• _What you should do_: Go through the listing and copy each line with the string "beans".

• _Source data_:
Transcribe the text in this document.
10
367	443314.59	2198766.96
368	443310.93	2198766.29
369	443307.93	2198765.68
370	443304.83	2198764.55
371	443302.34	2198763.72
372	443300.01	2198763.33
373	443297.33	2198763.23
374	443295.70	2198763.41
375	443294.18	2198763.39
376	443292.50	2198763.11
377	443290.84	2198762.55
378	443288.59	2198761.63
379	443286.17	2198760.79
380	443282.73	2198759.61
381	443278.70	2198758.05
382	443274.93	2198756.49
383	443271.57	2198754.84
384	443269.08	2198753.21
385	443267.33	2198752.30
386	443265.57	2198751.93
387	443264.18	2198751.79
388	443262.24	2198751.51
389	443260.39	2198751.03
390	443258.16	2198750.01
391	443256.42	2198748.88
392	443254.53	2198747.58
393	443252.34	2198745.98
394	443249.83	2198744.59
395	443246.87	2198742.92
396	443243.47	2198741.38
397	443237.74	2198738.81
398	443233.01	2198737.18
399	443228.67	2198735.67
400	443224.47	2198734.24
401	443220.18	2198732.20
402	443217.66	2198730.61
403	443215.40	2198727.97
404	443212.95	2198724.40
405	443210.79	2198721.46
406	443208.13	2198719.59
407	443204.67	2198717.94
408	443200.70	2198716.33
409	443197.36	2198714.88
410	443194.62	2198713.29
--
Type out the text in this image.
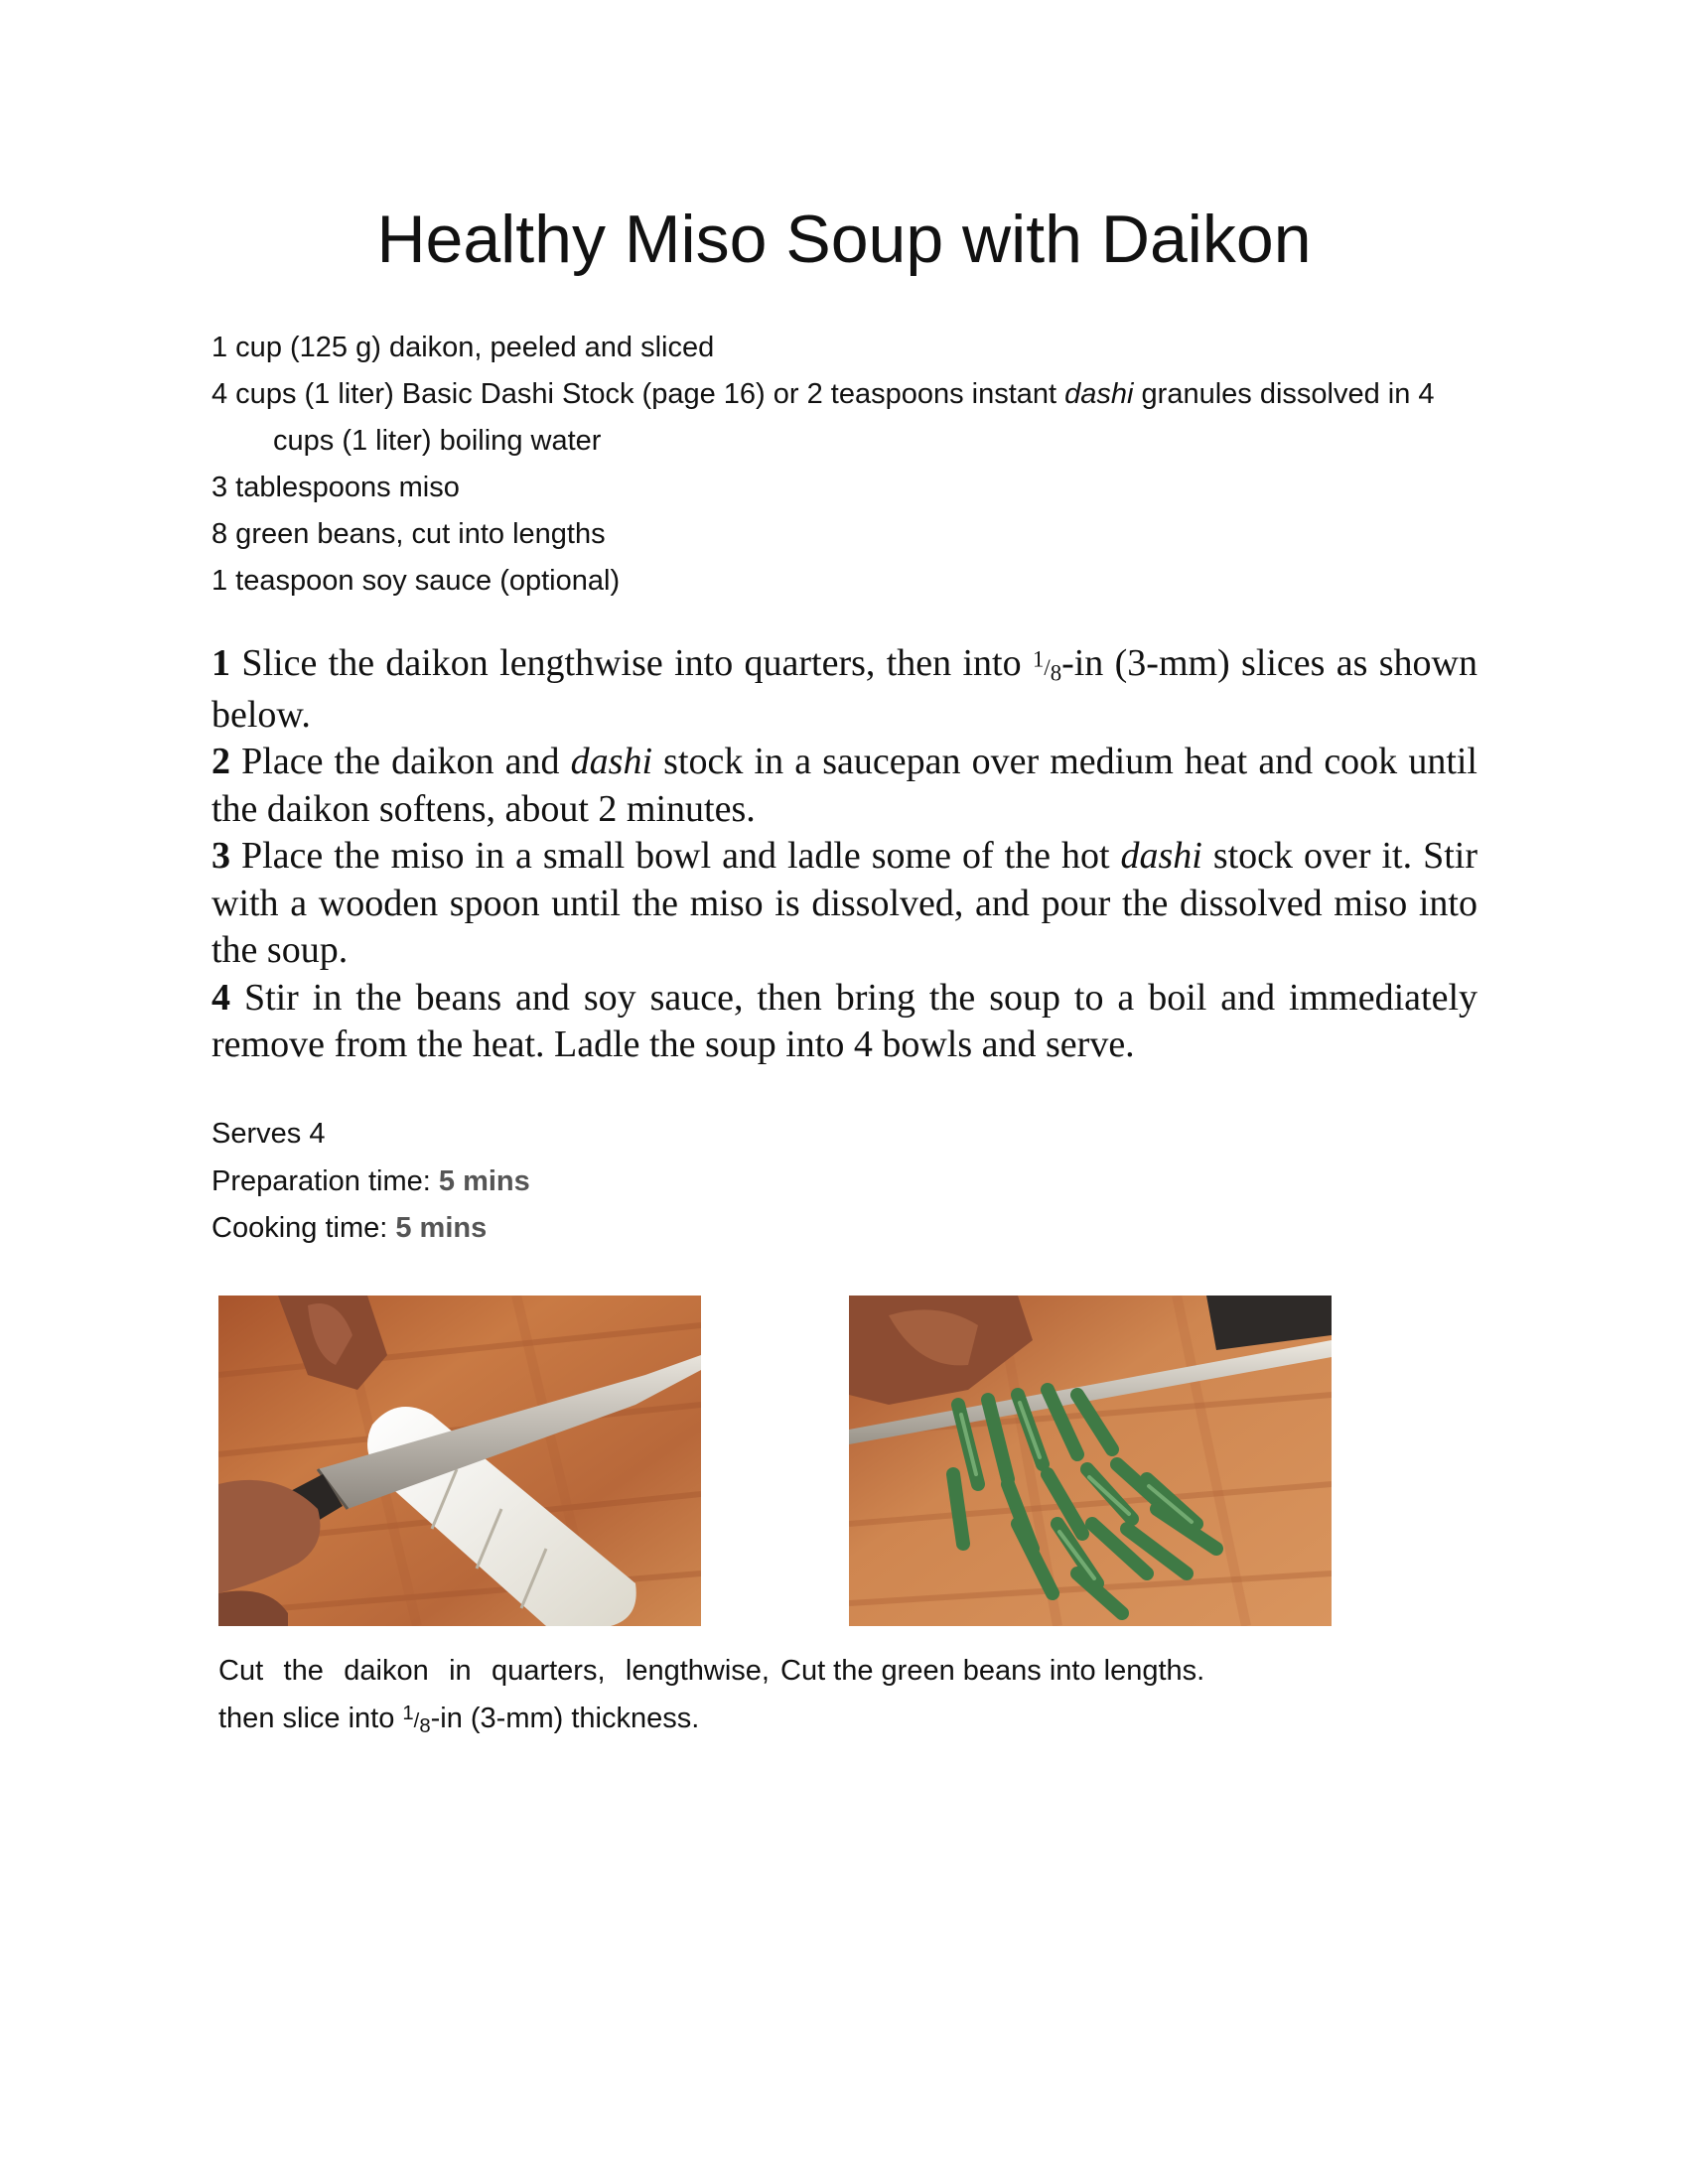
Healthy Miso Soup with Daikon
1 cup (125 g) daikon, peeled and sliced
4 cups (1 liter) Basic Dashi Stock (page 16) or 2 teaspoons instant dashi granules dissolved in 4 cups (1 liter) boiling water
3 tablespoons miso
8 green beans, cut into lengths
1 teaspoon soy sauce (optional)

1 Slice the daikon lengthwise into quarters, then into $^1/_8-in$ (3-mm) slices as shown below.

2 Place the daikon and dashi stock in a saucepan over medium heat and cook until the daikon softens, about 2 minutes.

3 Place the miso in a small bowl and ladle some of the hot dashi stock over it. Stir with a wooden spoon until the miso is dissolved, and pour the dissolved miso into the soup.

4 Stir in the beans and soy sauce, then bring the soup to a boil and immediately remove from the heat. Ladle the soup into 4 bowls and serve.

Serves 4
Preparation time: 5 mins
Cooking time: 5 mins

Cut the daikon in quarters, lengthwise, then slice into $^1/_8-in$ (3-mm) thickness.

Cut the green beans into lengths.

• _Right answer_:
8 green beans, cut into lengths
4 Stir in the beans and soy sauce, then bring the soup to a boil and immediately remove from the heat. Ladle the soup into 4 bowls and serve.
Cut the green beans into lengths.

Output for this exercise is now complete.